- [CHALLENGE]:
Within the records that follow, find every line containing the string "Información". Copy those lines.

- [INFORMATION SHOWN]:
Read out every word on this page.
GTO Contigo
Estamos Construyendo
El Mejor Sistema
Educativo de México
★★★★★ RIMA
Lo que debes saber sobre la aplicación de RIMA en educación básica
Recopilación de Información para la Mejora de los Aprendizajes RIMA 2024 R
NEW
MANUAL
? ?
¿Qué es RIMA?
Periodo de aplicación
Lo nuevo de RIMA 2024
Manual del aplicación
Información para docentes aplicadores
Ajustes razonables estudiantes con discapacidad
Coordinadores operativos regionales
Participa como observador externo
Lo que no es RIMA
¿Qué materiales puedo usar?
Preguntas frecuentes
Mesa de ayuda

- [FULL OUTPUT]:
Recopilación de Información para la Mejora de los Aprendizajes RIMA 2024 R
Información para docentes aplicadores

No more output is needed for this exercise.